SUPPLIED ENTRIES:
◇ ◇ ◇ ◇

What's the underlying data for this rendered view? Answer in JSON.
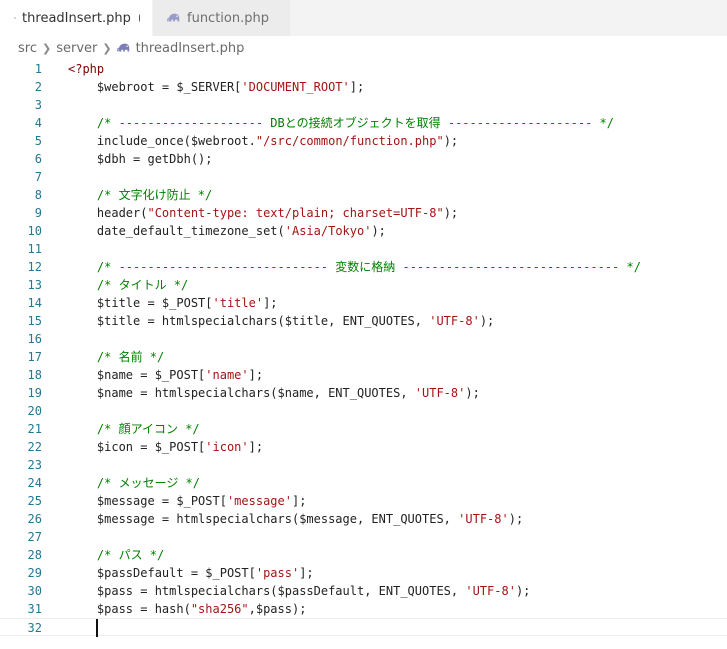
{
  "tabs": [
    {
      "label": "threadInsert.php",
      "active": true,
      "dirty": true
    },
    {
      "label": "function.php",
      "active": false,
      "dirty": false
    }
  ],
  "breadcrumb": [
    "src",
    "server",
    "threadInsert.php"
  ],
  "colors": {
    "php_icon": "#7b7fb5",
    "line_number": "#237893",
    "comment": "#008000",
    "string": "#a31515",
    "tag": "#800000"
  },
  "icons": {
    "tab": "php-elephant-icon",
    "separator": "chevron-right-icon"
  },
  "cursor_line": 32,
  "lines": [
    [
      {
        "t": "php",
        "v": "<?php"
      }
    ],
    [
      {
        "t": "plain",
        "v": "    $webroot = $_SERVER["
      },
      {
        "t": "str",
        "v": "'DOCUMENT_ROOT'"
      },
      {
        "t": "plain",
        "v": "];"
      }
    ],
    [],
    [
      {
        "t": "cm",
        "v": "    /* -------------------- DBとの接続オブジェクトを取得 -------------------- */"
      }
    ],
    [
      {
        "t": "plain",
        "v": "    include_once($webroot."
      },
      {
        "t": "str",
        "v": "\"/src/common/function.php\""
      },
      {
        "t": "plain",
        "v": ");"
      }
    ],
    [
      {
        "t": "plain",
        "v": "    $dbh = getDbh();"
      }
    ],
    [],
    [
      {
        "t": "cm",
        "v": "    /* 文字化け防止 */"
      }
    ],
    [
      {
        "t": "plain",
        "v": "    header("
      },
      {
        "t": "str",
        "v": "\"Content-type: text/plain; charset=UTF-8\""
      },
      {
        "t": "plain",
        "v": ");"
      }
    ],
    [
      {
        "t": "plain",
        "v": "    date_default_timezone_set("
      },
      {
        "t": "str",
        "v": "'Asia/Tokyo'"
      },
      {
        "t": "plain",
        "v": ");"
      }
    ],
    [],
    [
      {
        "t": "cm",
        "v": "    /* ----------------------------- 変数に格納 ------------------------------ */"
      }
    ],
    [
      {
        "t": "cm",
        "v": "    /* タイトル */"
      }
    ],
    [
      {
        "t": "plain",
        "v": "    $title = $_POST["
      },
      {
        "t": "str",
        "v": "'title'"
      },
      {
        "t": "plain",
        "v": "];"
      }
    ],
    [
      {
        "t": "plain",
        "v": "    $title = htmlspecialchars($title, ENT_QUOTES, "
      },
      {
        "t": "str",
        "v": "'UTF-8'"
      },
      {
        "t": "plain",
        "v": ");"
      }
    ],
    [],
    [
      {
        "t": "cm",
        "v": "    /* 名前 */"
      }
    ],
    [
      {
        "t": "plain",
        "v": "    $name = $_POST["
      },
      {
        "t": "str",
        "v": "'name'"
      },
      {
        "t": "plain",
        "v": "];"
      }
    ],
    [
      {
        "t": "plain",
        "v": "    $name = htmlspecialchars($name, ENT_QUOTES, "
      },
      {
        "t": "str",
        "v": "'UTF-8'"
      },
      {
        "t": "plain",
        "v": ");"
      }
    ],
    [],
    [
      {
        "t": "cm",
        "v": "    /* 顔アイコン */"
      }
    ],
    [
      {
        "t": "plain",
        "v": "    $icon = $_POST["
      },
      {
        "t": "str",
        "v": "'icon'"
      },
      {
        "t": "plain",
        "v": "];"
      }
    ],
    [],
    [
      {
        "t": "cm",
        "v": "    /* メッセージ */"
      }
    ],
    [
      {
        "t": "plain",
        "v": "    $message = $_POST["
      },
      {
        "t": "str",
        "v": "'message'"
      },
      {
        "t": "plain",
        "v": "];"
      }
    ],
    [
      {
        "t": "plain",
        "v": "    $message = htmlspecialchars($message, ENT_QUOTES, "
      },
      {
        "t": "str",
        "v": "'UTF-8'"
      },
      {
        "t": "plain",
        "v": ");"
      }
    ],
    [],
    [
      {
        "t": "cm",
        "v": "    /* パス */"
      }
    ],
    [
      {
        "t": "plain",
        "v": "    $passDefault = $_POST["
      },
      {
        "t": "str",
        "v": "'pass'"
      },
      {
        "t": "plain",
        "v": "];"
      }
    ],
    [
      {
        "t": "plain",
        "v": "    $pass = htmlspecialchars($passDefault, ENT_QUOTES, "
      },
      {
        "t": "str",
        "v": "'UTF-8'"
      },
      {
        "t": "plain",
        "v": ");"
      }
    ],
    [
      {
        "t": "plain",
        "v": "    $pass = hash("
      },
      {
        "t": "str",
        "v": "\"sha256\""
      },
      {
        "t": "plain",
        "v": ",$pass);"
      }
    ],
    []
  ]
}
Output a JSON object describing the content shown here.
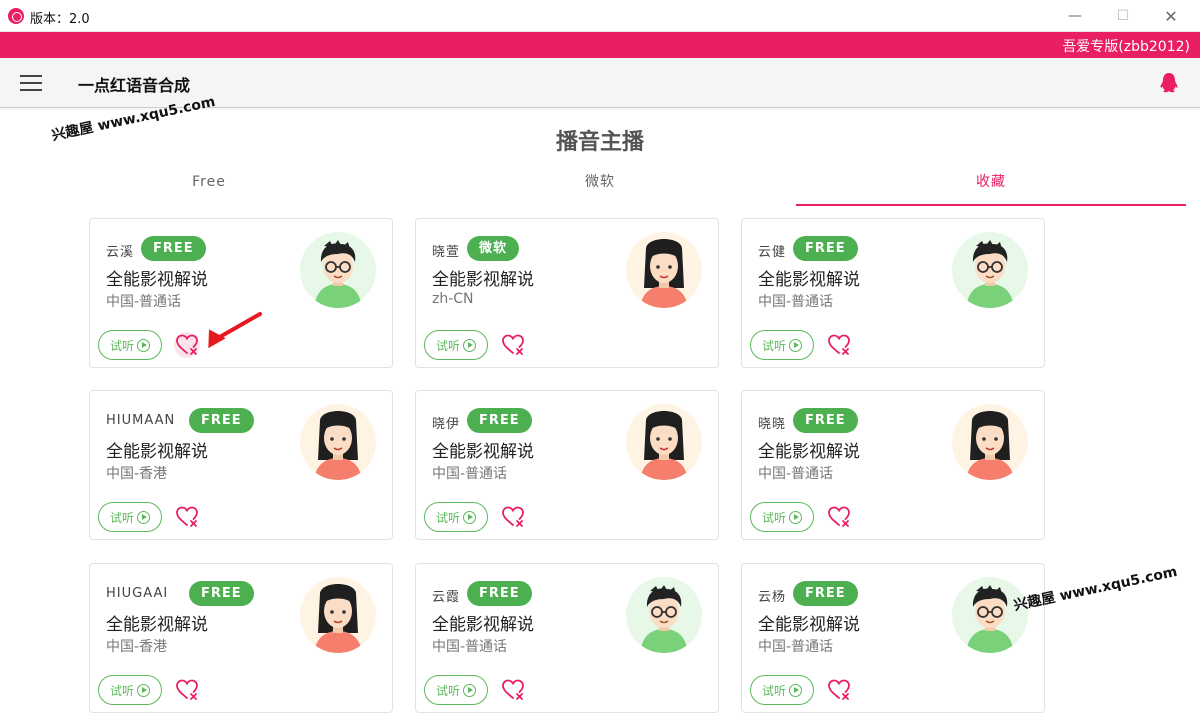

◇ ◇ ◇ ◇

STATED GOAL:
Copy the records exactly as they appear, excluding images.

RESULT FOR THIS EXERCISE:
What's the underlying data for this rendered view? Answer in JSON.
{
  "tabs": [
    {
      "label": "threadInsert.php",
      "active": true,
      "dirty": true
    },
    {
      "label": "function.php",
      "active": false,
      "dirty": false
    }
  ],
  "breadcrumb": [
    "src",
    "server",
    "threadInsert.php"
  ],
  "colors": {
    "php_icon": "#7b7fb5",
    "line_number": "#237893",
    "comment": "#008000",
    "string": "#a31515",
    "tag": "#800000"
  },
  "icons": {
    "tab": "php-elephant-icon",
    "separator": "chevron-right-icon"
  },
  "cursor_line": 32,
  "lines": [
    [
      {
        "t": "php",
        "v": "<?php"
      }
    ],
    [
      {
        "t": "plain",
        "v": "    $webroot = $_SERVER["
      },
      {
        "t": "str",
        "v": "'DOCUMENT_ROOT'"
      },
      {
        "t": "plain",
        "v": "];"
      }
    ],
    [],
    [
      {
        "t": "cm",
        "v": "    /* -------------------- DBとの接続オブジェクトを取得 -------------------- */"
      }
    ],
    [
      {
        "t": "plain",
        "v": "    include_once($webroot."
      },
      {
        "t": "str",
        "v": "\"/src/common/function.php\""
      },
      {
        "t": "plain",
        "v": ");"
      }
    ],
    [
      {
        "t": "plain",
        "v": "    $dbh = getDbh();"
      }
    ],
    [],
    [
      {
        "t": "cm",
        "v": "    /* 文字化け防止 */"
      }
    ],
    [
      {
        "t": "plain",
        "v": "    header("
      },
      {
        "t": "str",
        "v": "\"Content-type: text/plain; charset=UTF-8\""
      },
      {
        "t": "plain",
        "v": ");"
      }
    ],
    [
      {
        "t": "plain",
        "v": "    date_default_timezone_set("
      },
      {
        "t": "str",
        "v": "'Asia/Tokyo'"
      },
      {
        "t": "plain",
        "v": ");"
      }
    ],
    [],
    [
      {
        "t": "cm",
        "v": "    /* ----------------------------- 変数に格納 ------------------------------ */"
      }
    ],
    [
      {
        "t": "cm",
        "v": "    /* タイトル */"
      }
    ],
    [
      {
        "t": "plain",
        "v": "    $title = $_POST["
      },
      {
        "t": "str",
        "v": "'title'"
      },
      {
        "t": "plain",
        "v": "];"
      }
    ],
    [
      {
        "t": "plain",
        "v": "    $title = htmlspecialchars($title, ENT_QUOTES, "
      },
      {
        "t": "str",
        "v": "'UTF-8'"
      },
      {
        "t": "plain",
        "v": ");"
      }
    ],
    [],
    [
      {
        "t": "cm",
        "v": "    /* 名前 */"
      }
    ],
    [
      {
        "t": "plain",
        "v": "    $name = $_POST["
      },
      {
        "t": "str",
        "v": "'name'"
      },
      {
        "t": "plain",
        "v": "];"
      }
    ],
    [
      {
        "t": "plain",
        "v": "    $name = htmlspecialchars($name, ENT_QUOTES, "
      },
      {
        "t": "str",
        "v": "'UTF-8'"
      },
      {
        "t": "plain",
        "v": ");"
      }
    ],
    [],
    [
      {
        "t": "cm",
        "v": "    /* 顔アイコン */"
      }
    ],
    [
      {
        "t": "plain",
        "v": "    $icon = $_POST["
      },
      {
        "t": "str",
        "v": "'icon'"
      },
      {
        "t": "plain",
        "v": "];"
      }
    ],
    [],
    [
      {
        "t": "cm",
        "v": "    /* メッセージ */"
      }
    ],
    [
      {
        "t": "plain",
        "v": "    $message = $_POST["
      },
      {
        "t": "str",
        "v": "'message'"
      },
      {
        "t": "plain",
        "v": "];"
      }
    ],
    [
      {
        "t": "plain",
        "v": "    $message = htmlspecialchars($message, ENT_QUOTES, "
      },
      {
        "t": "str",
        "v": "'UTF-8'"
      },
      {
        "t": "plain",
        "v": ");"
      }
    ],
    [],
    [
      {
        "t": "cm",
        "v": "    /* パス */"
      }
    ],
    [
      {
        "t": "plain",
        "v": "    $passDefault = $_POST["
      },
      {
        "t": "str",
        "v": "'pass'"
      },
      {
        "t": "plain",
        "v": "];"
      }
    ],
    [
      {
        "t": "plain",
        "v": "    $pass = htmlspecialchars($passDefault, ENT_QUOTES, "
      },
      {
        "t": "str",
        "v": "'UTF-8'"
      },
      {
        "t": "plain",
        "v": ");"
      }
    ],
    [
      {
        "t": "plain",
        "v": "    $pass = hash("
      },
      {
        "t": "str",
        "v": "\"sha256\""
      },
      {
        "t": "plain",
        "v": ",$pass);"
      }
    ],
    []
  ]
}
Output a JSON object describing the content shown here.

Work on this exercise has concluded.